'''

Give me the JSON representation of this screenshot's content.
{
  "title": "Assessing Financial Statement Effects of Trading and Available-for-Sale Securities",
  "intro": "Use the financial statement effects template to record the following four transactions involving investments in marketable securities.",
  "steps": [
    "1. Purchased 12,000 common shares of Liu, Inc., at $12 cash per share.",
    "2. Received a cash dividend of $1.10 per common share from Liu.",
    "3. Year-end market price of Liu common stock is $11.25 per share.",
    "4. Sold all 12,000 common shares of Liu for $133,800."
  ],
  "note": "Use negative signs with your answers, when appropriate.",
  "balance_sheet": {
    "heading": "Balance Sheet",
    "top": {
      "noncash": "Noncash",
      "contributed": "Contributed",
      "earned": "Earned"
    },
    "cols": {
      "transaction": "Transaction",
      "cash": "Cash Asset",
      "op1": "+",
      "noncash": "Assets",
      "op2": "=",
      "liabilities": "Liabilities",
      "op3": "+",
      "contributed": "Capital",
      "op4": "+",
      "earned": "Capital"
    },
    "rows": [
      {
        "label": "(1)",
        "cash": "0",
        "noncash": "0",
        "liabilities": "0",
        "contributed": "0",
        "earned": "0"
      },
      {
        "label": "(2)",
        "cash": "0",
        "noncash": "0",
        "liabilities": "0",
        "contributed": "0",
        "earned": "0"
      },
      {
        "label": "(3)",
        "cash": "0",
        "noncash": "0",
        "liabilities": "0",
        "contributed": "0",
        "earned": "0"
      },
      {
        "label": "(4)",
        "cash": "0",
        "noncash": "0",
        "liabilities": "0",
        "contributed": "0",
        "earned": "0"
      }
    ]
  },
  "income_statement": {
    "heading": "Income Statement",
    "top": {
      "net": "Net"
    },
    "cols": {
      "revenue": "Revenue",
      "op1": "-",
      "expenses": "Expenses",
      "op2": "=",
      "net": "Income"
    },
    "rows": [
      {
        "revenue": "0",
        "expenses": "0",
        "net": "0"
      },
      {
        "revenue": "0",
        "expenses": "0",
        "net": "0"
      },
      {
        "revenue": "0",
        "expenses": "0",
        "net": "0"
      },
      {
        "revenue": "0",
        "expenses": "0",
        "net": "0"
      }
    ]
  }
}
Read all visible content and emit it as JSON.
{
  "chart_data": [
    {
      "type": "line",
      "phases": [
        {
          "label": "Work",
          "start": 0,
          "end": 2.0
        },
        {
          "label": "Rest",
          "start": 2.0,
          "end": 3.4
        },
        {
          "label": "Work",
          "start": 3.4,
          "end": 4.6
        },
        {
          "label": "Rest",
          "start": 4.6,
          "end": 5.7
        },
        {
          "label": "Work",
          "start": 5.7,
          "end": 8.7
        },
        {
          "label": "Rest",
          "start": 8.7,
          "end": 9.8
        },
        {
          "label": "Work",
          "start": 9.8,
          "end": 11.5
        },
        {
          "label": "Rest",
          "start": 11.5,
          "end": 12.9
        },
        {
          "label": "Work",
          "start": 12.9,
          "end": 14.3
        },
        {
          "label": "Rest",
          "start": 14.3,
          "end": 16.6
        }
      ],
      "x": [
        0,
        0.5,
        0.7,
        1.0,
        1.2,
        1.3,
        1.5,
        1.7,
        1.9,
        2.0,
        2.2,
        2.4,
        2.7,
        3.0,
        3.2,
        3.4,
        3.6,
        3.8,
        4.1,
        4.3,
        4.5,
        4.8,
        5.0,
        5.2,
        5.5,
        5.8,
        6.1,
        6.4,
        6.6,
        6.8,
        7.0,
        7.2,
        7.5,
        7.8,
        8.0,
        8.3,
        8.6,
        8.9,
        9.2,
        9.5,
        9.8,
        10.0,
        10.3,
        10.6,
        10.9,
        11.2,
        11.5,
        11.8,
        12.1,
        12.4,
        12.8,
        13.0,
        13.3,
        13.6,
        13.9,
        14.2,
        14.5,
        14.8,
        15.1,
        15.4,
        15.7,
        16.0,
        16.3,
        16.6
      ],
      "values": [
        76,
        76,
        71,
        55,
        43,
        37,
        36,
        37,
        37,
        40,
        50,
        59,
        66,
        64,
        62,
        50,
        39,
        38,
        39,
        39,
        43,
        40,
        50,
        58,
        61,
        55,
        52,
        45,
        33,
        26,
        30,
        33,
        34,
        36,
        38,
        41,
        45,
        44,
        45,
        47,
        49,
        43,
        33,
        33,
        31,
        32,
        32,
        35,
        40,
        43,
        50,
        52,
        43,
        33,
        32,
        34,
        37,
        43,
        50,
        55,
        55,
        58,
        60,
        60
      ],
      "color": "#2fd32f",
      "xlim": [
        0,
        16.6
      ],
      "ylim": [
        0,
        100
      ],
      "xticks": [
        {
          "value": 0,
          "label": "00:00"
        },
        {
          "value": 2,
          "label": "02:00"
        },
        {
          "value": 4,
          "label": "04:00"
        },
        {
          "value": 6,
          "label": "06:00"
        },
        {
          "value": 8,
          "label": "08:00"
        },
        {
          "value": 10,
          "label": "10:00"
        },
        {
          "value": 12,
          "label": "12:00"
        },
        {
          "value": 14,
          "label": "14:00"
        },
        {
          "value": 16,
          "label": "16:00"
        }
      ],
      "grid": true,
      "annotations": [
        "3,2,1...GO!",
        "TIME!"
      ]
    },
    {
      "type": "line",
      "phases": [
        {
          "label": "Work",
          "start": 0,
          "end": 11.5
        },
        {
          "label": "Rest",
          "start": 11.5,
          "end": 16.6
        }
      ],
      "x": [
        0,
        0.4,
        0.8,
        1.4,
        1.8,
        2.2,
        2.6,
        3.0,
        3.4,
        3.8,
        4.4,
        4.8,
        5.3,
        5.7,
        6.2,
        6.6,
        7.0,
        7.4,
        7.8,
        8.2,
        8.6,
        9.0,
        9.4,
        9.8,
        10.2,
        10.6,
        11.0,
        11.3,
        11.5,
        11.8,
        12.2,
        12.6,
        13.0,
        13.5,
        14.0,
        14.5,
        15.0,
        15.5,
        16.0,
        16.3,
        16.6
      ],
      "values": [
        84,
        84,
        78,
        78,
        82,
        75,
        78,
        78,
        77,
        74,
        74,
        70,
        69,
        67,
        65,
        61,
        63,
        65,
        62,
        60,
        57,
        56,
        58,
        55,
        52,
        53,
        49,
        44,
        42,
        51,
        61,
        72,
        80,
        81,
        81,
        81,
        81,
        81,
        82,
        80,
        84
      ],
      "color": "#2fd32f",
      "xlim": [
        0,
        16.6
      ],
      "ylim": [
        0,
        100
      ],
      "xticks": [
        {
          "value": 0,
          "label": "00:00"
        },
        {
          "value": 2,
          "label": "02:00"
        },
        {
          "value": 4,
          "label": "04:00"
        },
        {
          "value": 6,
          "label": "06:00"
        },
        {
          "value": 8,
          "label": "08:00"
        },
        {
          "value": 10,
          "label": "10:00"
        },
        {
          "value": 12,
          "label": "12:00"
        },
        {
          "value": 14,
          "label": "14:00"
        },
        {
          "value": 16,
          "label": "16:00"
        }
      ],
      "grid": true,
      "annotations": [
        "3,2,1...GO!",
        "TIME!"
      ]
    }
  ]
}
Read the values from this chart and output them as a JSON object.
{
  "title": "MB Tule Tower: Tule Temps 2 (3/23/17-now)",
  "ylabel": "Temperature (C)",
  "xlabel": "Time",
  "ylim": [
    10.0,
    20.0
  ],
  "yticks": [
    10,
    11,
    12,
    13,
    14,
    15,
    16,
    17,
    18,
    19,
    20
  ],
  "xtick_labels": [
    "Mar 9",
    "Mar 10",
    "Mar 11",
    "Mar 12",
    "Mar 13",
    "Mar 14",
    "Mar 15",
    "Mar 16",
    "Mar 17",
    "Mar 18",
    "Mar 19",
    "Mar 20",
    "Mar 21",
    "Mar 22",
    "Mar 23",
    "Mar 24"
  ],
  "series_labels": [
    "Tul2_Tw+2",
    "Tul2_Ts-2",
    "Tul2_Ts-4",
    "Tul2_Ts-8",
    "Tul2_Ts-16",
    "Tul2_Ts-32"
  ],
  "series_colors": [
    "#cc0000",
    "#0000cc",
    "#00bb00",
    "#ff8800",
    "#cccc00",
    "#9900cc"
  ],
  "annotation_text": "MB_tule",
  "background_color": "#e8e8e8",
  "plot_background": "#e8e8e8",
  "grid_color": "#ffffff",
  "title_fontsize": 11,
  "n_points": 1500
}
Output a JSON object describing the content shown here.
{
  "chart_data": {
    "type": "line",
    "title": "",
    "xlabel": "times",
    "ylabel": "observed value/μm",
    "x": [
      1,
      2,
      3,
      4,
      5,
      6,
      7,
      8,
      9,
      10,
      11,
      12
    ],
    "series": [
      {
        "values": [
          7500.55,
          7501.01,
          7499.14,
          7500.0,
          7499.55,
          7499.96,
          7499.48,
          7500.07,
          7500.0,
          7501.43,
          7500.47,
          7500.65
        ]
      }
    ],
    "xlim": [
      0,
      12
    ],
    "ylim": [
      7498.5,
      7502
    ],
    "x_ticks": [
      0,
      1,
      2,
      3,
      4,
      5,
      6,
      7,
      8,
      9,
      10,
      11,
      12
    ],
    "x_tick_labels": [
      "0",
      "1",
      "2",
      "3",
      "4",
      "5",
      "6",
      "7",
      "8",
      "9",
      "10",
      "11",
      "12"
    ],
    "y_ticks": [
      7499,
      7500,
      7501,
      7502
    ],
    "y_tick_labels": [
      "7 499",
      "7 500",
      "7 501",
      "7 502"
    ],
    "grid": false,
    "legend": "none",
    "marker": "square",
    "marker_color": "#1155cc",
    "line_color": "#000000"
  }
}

'''

Work instructions>
Of the lines in the listing, how many hold the word "Capital"? Nothing but the number is needed.

The answer>
2